● REQUIREMENTS
Write each line out exactly, leaving none out.

● DATA LINES
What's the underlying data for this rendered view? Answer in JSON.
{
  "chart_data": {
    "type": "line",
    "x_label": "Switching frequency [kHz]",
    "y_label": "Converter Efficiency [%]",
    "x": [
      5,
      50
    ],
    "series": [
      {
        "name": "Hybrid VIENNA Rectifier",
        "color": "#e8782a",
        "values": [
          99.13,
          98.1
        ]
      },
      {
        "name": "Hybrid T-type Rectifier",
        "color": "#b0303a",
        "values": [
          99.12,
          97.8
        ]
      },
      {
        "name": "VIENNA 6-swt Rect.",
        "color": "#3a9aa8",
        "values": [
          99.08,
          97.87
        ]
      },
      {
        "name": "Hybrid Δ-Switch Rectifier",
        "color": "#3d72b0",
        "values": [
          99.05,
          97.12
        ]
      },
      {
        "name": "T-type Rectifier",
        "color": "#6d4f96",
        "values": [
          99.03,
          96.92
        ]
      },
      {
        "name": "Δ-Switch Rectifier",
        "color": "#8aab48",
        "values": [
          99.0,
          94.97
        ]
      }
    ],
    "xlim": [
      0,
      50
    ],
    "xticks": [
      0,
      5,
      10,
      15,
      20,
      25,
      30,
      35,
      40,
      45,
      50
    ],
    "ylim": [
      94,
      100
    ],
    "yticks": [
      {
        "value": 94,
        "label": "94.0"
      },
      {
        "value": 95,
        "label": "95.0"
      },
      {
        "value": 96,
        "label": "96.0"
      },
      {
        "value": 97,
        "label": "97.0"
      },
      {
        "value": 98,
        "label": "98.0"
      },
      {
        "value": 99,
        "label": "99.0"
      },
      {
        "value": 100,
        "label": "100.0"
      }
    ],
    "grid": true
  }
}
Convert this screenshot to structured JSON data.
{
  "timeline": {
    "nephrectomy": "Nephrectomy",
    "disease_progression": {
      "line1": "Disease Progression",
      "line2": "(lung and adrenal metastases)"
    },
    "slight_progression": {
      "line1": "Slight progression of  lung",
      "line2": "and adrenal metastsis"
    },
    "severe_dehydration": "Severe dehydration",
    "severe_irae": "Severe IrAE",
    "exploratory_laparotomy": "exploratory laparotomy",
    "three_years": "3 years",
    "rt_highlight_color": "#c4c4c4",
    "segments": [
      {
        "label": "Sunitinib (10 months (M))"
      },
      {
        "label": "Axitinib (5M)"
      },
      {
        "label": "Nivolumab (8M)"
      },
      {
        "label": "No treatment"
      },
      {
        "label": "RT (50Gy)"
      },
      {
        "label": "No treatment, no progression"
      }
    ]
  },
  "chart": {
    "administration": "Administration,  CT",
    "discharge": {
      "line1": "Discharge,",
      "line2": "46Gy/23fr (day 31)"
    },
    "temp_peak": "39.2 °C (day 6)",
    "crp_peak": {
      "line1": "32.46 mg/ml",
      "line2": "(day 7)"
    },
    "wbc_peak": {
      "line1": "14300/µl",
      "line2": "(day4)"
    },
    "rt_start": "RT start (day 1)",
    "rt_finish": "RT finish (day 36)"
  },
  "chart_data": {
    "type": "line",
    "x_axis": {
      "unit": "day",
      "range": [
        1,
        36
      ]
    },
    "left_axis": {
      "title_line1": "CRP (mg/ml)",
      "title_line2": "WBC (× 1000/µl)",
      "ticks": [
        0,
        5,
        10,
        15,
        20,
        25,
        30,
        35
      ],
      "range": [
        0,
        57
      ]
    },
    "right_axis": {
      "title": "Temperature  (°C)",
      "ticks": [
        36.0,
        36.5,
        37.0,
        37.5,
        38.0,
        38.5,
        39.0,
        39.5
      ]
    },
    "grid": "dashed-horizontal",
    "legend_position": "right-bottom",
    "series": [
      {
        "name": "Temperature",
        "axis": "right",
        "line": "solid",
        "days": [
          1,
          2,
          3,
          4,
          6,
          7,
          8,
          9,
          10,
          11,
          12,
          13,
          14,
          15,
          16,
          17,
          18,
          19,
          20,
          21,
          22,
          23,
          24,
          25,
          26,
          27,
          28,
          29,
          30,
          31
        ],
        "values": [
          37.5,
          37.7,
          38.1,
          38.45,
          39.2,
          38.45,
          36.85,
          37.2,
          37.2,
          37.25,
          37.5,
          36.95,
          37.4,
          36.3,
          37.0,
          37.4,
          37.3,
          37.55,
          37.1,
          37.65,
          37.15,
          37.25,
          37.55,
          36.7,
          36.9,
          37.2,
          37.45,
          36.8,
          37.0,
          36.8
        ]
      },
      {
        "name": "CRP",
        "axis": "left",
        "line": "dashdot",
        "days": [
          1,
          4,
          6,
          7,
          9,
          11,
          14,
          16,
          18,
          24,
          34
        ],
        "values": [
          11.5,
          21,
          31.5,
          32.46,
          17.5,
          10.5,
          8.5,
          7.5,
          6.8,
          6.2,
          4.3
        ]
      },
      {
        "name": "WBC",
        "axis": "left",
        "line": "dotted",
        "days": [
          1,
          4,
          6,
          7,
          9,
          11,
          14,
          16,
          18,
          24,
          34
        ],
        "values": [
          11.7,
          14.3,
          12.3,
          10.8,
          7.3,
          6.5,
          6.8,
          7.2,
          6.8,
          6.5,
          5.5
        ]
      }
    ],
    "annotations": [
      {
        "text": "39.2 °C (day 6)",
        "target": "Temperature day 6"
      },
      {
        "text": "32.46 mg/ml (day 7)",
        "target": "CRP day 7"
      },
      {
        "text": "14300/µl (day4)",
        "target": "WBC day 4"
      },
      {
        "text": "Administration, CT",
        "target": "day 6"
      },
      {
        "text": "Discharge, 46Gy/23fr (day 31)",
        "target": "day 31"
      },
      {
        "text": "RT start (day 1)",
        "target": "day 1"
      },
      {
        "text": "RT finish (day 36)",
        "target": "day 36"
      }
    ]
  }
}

● RESULT BELOW
What's the underlying data for this rendered view? Answer in JSON.
{
  "chart_data": {
    "type": "line",
    "x_label": "Switching frequency [kHz]",
    "y_label": "Converter Efficiency [%]",
    "x": [
      5,
      50
    ],
    "series": [
      {
        "name": "Hybrid VIENNA Rectifier",
        "color": "#e8782a",
        "values": [
          99.13,
          98.1
        ]
      },
      {
        "name": "Hybrid T-type Rectifier",
        "color": "#b0303a",
        "values": [
          99.12,
          97.8
        ]
      },
      {
        "name": "VIENNA 6-swt Rect.",
        "color": "#3a9aa8",
        "values": [
          99.08,
          97.87
        ]
      },
      {
        "name": "Hybrid Δ-Switch Rectifier",
        "color": "#3d72b0",
        "values": [
          99.05,
          97.12
        ]
      },
      {
        "name": "T-type Rectifier",
        "color": "#6d4f96",
        "values": [
          99.03,
          96.92
        ]
      },
      {
        "name": "Δ-Switch Rectifier",
        "color": "#8aab48",
        "values": [
          99.0,
          94.97
        ]
      }
    ],
    "xlim": [
      0,
      50
    ],
    "xticks": [
      0,
      5,
      10,
      15,
      20,
      25,
      30,
      35,
      40,
      45,
      50
    ],
    "ylim": [
      94,
      100
    ],
    "yticks": [
      {
        "value": 94,
        "label": "94.0"
      },
      {
        "value": 95,
        "label": "95.0"
      },
      {
        "value": 96,
        "label": "96.0"
      },
      {
        "value": 97,
        "label": "97.0"
      },
      {
        "value": 98,
        "label": "98.0"
      },
      {
        "value": 99,
        "label": "99.0"
      },
      {
        "value": 100,
        "label": "100.0"
      }
    ],
    "grid": true
  }
}
Convert this screenshot to structured JSON data.
{
  "timeline": {
    "nephrectomy": "Nephrectomy",
    "disease_progression": {
      "line1": "Disease Progression",
      "line2": "(lung and adrenal metastases)"
    },
    "slight_progression": {
      "line1": "Slight progression of  lung",
      "line2": "and adrenal metastsis"
    },
    "severe_dehydration": "Severe dehydration",
    "severe_irae": "Severe IrAE",
    "exploratory_laparotomy": "exploratory laparotomy",
    "three_years": "3 years",
    "rt_highlight_color": "#c4c4c4",
    "segments": [
      {
        "label": "Sunitinib (10 months (M))"
      },
      {
        "label": "Axitinib (5M)"
      },
      {
        "label": "Nivolumab (8M)"
      },
      {
        "label": "No treatment"
      },
      {
        "label": "RT (50Gy)"
      },
      {
        "label": "No treatment, no progression"
      }
    ]
  },
  "chart": {
    "administration": "Administration,  CT",
    "discharge": {
      "line1": "Discharge,",
      "line2": "46Gy/23fr (day 31)"
    },
    "temp_peak": "39.2 °C (day 6)",
    "crp_peak": {
      "line1": "32.46 mg/ml",
      "line2": "(day 7)"
    },
    "wbc_peak": {
      "line1": "14300/µl",
      "line2": "(day4)"
    },
    "rt_start": "RT start (day 1)",
    "rt_finish": "RT finish (day 36)"
  },
  "chart_data": {
    "type": "line",
    "x_axis": {
      "unit": "day",
      "range": [
        1,
        36
      ]
    },
    "left_axis": {
      "title_line1": "CRP (mg/ml)",
      "title_line2": "WBC (× 1000/µl)",
      "ticks": [
        0,
        5,
        10,
        15,
        20,
        25,
        30,
        35
      ],
      "range": [
        0,
        57
      ]
    },
    "right_axis": {
      "title": "Temperature  (°C)",
      "ticks": [
        36.0,
        36.5,
        37.0,
        37.5,
        38.0,
        38.5,
        39.0,
        39.5
      ]
    },
    "grid": "dashed-horizontal",
    "legend_position": "right-bottom",
    "series": [
      {
        "name": "Temperature",
        "axis": "right",
        "line": "solid",
        "days": [
          1,
          2,
          3,
          4,
          6,
          7,
          8,
          9,
          10,
          11,
          12,
          13,
          14,
          15,
          16,
          17,
          18,
          19,
          20,
          21,
          22,
          23,
          24,
          25,
          26,
          27,
          28,
          29,
          30,
          31
        ],
        "values": [
          37.5,
          37.7,
          38.1,
          38.45,
          39.2,
          38.45,
          36.85,
          37.2,
          37.2,
          37.25,
          37.5,
          36.95,
          37.4,
          36.3,
          37.0,
          37.4,
          37.3,
          37.55,
          37.1,
          37.65,
          37.15,
          37.25,
          37.55,
          36.7,
          36.9,
          37.2,
          37.45,
          36.8,
          37.0,
          36.8
        ]
      },
      {
        "name": "CRP",
        "axis": "left",
        "line": "dashdot",
        "days": [
          1,
          4,
          6,
          7,
          9,
          11,
          14,
          16,
          18,
          24,
          34
        ],
        "values": [
          11.5,
          21,
          31.5,
          32.46,
          17.5,
          10.5,
          8.5,
          7.5,
          6.8,
          6.2,
          4.3
        ]
      },
      {
        "name": "WBC",
        "axis": "left",
        "line": "dotted",
        "days": [
          1,
          4,
          6,
          7,
          9,
          11,
          14,
          16,
          18,
          24,
          34
        ],
        "values": [
          11.7,
          14.3,
          12.3,
          10.8,
          7.3,
          6.5,
          6.8,
          7.2,
          6.8,
          6.5,
          5.5
        ]
      }
    ],
    "annotations": [
      {
        "text": "39.2 °C (day 6)",
        "target": "Temperature day 6"
      },
      {
        "text": "32.46 mg/ml (day 7)",
        "target": "CRP day 7"
      },
      {
        "text": "14300/µl (day4)",
        "target": "WBC day 4"
      },
      {
        "text": "Administration, CT",
        "target": "day 6"
      },
      {
        "text": "Discharge, 46Gy/23fr (day 31)",
        "target": "day 31"
      },
      {
        "text": "RT start (day 1)",
        "target": "day 1"
      },
      {
        "text": "RT finish (day 36)",
        "target": "day 36"
      }
    ]
  }
}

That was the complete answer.